_Exercise requirements_: Find the lines that hold the word "Cell" and return them.

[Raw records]
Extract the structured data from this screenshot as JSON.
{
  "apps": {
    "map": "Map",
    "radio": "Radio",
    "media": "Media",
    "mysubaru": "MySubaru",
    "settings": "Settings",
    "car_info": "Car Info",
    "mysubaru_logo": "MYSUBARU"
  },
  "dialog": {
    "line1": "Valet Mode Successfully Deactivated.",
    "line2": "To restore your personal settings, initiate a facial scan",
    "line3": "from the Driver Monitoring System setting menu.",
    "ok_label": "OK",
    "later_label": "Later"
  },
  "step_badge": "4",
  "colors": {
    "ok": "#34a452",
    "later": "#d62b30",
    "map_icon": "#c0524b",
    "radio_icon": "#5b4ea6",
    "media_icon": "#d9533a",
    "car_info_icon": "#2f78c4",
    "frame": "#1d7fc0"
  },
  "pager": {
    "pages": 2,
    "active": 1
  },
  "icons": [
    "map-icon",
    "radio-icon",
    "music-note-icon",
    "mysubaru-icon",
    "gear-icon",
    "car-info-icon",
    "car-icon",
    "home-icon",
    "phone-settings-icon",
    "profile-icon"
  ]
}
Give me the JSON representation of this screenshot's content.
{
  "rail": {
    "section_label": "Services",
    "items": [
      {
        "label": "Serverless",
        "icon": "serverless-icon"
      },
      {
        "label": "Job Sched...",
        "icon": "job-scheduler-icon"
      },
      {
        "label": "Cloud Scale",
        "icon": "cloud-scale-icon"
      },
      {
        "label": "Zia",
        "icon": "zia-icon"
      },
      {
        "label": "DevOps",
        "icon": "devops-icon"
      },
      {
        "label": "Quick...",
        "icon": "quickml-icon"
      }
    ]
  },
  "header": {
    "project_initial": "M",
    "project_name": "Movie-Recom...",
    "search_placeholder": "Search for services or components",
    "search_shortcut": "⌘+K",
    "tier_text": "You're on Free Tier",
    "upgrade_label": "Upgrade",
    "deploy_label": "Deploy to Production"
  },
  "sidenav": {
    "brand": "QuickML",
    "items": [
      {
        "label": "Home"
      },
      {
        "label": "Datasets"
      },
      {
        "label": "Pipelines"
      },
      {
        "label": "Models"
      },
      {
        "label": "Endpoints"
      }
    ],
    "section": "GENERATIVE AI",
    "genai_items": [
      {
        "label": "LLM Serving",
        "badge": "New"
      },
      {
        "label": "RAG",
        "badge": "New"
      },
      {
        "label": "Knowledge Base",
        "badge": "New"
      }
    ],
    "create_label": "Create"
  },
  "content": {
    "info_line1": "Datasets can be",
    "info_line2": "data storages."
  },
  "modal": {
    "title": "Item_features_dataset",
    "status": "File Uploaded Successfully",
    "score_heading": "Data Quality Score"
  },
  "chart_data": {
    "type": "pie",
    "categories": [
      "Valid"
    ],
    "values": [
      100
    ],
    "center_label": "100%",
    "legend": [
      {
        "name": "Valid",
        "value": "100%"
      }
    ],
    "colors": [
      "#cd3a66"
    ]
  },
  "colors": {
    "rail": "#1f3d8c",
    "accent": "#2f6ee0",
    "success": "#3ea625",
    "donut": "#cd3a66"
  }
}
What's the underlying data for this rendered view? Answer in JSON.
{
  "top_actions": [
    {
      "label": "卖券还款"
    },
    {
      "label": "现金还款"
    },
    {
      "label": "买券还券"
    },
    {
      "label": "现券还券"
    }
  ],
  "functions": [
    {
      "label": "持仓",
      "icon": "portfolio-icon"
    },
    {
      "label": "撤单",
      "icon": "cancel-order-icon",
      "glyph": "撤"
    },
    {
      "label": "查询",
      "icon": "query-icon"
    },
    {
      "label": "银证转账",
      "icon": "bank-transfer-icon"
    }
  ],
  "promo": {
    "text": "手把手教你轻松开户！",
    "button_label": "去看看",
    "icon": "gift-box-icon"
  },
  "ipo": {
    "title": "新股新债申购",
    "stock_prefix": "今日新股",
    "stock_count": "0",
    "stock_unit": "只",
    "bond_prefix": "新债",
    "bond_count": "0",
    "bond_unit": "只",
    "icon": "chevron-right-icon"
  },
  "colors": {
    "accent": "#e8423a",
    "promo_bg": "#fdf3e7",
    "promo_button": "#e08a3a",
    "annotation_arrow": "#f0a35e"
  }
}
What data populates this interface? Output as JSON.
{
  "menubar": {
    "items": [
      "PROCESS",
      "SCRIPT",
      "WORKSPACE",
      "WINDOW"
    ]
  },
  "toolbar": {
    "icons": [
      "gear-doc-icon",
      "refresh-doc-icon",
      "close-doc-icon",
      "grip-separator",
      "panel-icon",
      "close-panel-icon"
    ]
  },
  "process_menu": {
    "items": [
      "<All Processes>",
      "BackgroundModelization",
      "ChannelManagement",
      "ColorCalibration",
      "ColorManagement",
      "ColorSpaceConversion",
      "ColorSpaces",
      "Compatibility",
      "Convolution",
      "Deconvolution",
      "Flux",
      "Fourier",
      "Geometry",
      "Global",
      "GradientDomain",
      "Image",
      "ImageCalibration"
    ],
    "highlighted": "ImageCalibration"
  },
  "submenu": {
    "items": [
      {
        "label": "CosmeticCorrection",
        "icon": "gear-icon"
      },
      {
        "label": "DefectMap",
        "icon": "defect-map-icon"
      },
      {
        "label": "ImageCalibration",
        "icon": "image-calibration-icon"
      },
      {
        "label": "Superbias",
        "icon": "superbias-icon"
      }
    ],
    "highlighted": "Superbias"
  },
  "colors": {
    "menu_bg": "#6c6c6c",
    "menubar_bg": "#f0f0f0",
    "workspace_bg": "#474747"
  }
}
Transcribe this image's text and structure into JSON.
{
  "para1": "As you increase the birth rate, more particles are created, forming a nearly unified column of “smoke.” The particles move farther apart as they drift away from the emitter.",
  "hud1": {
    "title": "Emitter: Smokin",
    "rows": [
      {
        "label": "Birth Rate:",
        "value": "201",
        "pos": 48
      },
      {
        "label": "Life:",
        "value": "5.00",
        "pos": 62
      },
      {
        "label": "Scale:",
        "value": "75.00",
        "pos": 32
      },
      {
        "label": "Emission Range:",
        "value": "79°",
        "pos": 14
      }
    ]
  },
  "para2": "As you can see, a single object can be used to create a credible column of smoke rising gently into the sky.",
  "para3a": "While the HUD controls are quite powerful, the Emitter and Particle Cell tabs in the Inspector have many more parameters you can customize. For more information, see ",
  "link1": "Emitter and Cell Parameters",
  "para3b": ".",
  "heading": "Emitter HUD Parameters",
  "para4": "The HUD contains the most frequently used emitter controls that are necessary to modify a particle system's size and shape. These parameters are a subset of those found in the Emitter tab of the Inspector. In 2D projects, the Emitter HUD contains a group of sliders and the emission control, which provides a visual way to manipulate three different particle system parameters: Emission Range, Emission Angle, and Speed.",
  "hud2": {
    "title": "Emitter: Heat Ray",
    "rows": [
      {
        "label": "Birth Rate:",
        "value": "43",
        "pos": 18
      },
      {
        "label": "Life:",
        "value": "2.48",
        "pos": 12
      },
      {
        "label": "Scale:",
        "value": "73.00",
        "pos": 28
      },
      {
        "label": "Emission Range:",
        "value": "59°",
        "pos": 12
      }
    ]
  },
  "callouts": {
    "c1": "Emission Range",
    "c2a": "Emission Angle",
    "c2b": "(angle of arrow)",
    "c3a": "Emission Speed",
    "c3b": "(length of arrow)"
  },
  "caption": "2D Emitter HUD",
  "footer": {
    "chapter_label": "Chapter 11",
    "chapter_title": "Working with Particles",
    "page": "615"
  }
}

_Solution below_:
  "para3a": "While the HUD controls are quite powerful, the Emitter and Particle Cell tabs in the Inspector have many more parameters you can customize. For more information, see ",
  "link1": "Emitter and Cell Parameters",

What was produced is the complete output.